## Written instruction
Count how many lines hold the string "cord", and give only that number.

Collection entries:
'''

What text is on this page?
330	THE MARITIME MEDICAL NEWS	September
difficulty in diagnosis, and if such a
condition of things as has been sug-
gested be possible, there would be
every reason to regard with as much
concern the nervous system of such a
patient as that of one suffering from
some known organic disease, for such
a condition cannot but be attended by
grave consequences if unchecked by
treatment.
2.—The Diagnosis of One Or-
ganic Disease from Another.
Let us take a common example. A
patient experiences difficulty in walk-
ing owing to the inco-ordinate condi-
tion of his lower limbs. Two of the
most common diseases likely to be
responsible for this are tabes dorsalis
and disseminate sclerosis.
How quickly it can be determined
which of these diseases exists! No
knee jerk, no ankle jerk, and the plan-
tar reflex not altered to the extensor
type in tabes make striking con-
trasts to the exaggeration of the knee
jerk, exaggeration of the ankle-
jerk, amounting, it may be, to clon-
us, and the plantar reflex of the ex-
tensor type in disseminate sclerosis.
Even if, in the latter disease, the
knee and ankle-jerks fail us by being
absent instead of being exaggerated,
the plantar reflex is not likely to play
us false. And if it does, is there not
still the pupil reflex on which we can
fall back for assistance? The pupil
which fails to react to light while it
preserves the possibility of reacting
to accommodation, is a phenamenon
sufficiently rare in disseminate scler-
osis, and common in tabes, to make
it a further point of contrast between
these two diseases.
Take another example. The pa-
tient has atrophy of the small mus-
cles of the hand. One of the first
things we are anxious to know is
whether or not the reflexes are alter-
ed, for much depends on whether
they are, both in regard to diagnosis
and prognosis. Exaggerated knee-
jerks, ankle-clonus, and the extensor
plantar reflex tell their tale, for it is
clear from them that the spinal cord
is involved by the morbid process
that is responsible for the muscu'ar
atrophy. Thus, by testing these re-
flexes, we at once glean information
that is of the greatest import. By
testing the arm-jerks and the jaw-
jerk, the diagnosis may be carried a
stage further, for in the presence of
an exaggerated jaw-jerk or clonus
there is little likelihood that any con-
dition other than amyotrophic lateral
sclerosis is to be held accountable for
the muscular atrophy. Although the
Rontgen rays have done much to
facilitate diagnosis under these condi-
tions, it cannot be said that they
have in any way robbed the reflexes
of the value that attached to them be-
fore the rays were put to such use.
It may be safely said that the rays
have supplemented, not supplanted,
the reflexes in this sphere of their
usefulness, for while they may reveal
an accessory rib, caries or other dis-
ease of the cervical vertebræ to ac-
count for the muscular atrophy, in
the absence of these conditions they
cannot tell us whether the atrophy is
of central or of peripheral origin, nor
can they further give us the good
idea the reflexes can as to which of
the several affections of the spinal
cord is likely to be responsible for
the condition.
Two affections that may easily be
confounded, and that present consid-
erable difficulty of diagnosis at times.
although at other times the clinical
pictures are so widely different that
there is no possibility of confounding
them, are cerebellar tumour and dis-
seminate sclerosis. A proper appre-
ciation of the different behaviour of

'''
'''

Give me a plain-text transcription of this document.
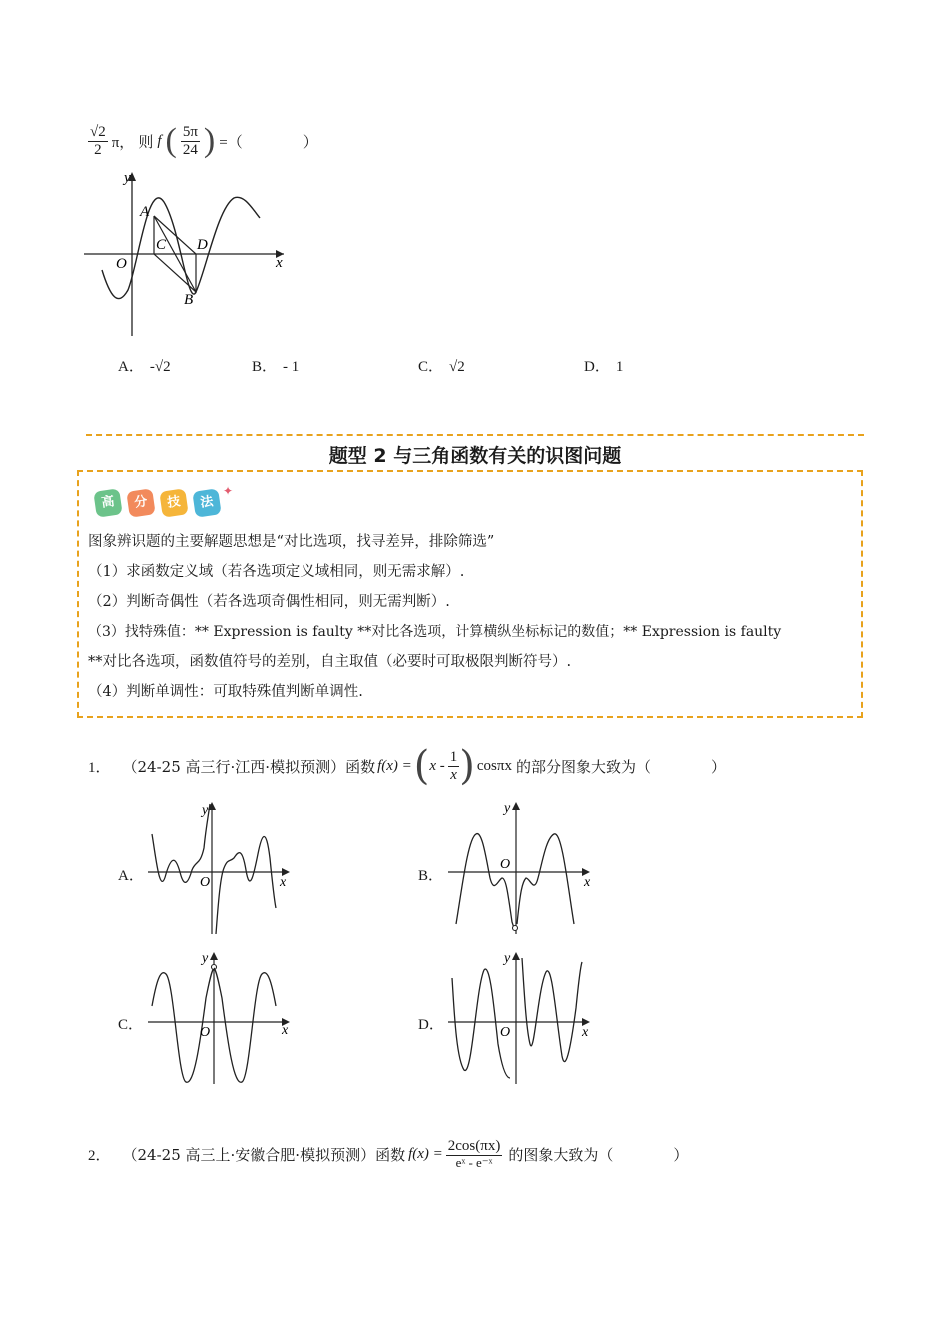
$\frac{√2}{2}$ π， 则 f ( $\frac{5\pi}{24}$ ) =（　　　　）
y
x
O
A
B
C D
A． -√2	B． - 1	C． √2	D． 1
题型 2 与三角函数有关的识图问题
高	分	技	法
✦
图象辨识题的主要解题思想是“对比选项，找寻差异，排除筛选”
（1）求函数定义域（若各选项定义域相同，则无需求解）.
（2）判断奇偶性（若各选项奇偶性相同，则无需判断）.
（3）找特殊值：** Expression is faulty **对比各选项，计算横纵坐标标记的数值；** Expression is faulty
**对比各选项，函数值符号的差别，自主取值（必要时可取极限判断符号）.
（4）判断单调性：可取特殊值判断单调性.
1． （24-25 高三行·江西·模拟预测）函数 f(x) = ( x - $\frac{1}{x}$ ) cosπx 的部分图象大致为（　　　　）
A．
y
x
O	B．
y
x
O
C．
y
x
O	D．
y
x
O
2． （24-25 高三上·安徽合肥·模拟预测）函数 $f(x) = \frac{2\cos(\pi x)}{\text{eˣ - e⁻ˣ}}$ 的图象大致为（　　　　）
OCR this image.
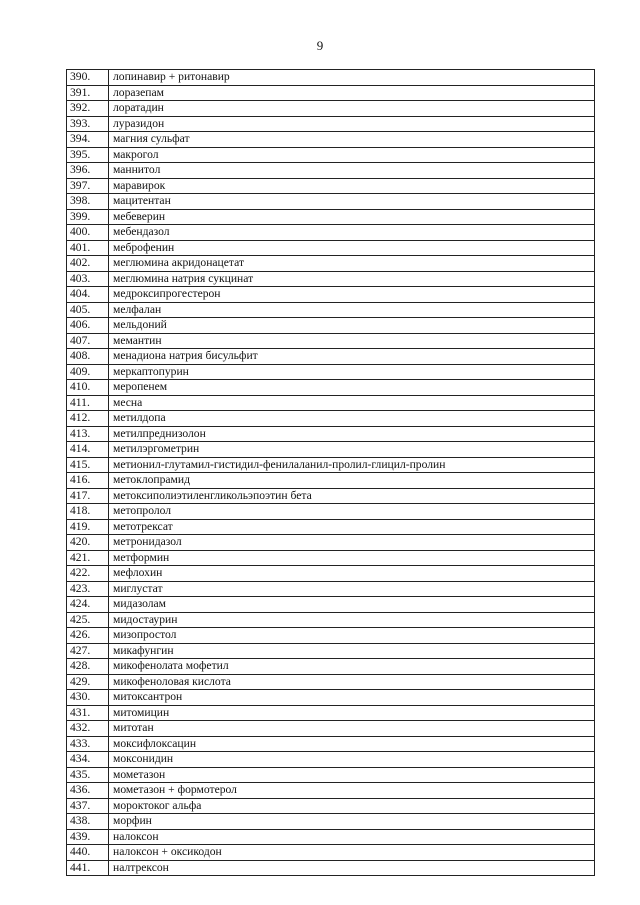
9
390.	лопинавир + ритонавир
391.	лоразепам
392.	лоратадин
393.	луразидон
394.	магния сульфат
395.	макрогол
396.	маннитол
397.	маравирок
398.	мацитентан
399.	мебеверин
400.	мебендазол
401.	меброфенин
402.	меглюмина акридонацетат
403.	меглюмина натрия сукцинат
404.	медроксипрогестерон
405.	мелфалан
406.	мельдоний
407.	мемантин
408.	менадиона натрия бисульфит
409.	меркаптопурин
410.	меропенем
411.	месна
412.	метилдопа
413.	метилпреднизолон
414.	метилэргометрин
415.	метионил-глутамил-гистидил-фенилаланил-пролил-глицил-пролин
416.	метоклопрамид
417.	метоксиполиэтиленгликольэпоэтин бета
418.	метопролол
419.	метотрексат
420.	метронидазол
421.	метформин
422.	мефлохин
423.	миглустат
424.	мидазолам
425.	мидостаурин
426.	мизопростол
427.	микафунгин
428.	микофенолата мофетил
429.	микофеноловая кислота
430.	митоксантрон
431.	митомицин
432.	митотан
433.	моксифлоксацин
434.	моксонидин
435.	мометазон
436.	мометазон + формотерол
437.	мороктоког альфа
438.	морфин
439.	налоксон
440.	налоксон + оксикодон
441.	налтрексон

'''
'''

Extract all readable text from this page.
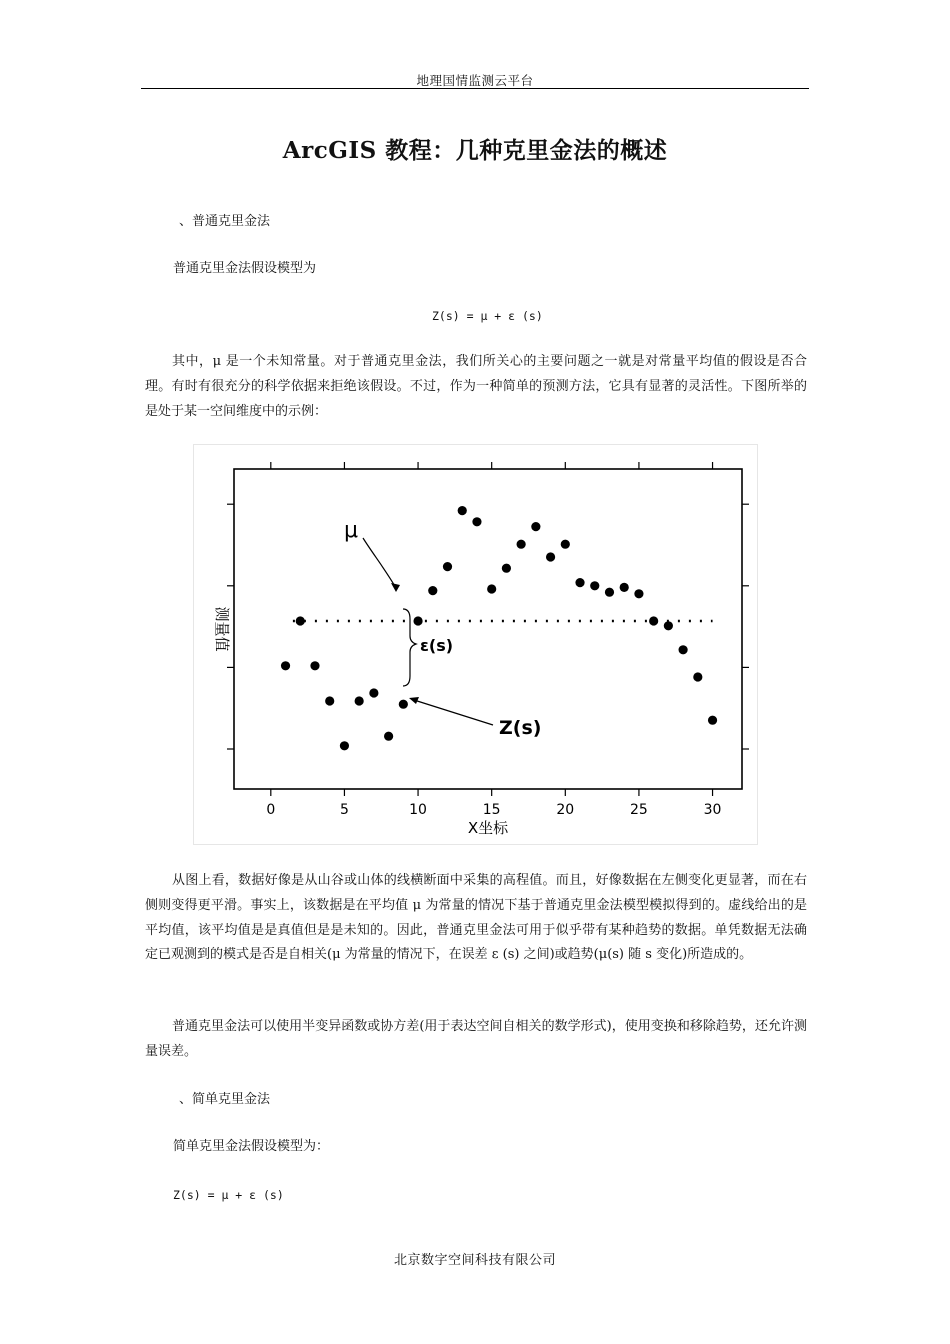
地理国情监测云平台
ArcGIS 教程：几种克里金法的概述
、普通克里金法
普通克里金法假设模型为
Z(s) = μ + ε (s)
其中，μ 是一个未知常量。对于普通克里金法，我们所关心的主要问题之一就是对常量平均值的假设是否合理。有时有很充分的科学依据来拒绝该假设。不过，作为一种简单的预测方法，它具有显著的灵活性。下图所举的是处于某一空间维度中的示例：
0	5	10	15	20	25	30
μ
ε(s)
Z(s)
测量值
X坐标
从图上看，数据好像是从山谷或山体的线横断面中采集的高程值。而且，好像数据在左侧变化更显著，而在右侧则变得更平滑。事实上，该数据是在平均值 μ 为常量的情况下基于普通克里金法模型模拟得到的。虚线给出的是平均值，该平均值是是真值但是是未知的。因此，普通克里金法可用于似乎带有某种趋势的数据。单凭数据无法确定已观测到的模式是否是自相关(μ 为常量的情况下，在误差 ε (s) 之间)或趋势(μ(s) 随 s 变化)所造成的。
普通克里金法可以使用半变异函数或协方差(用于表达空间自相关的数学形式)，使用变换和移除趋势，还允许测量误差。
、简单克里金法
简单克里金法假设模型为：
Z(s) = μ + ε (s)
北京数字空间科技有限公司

'''

## Result of the task
2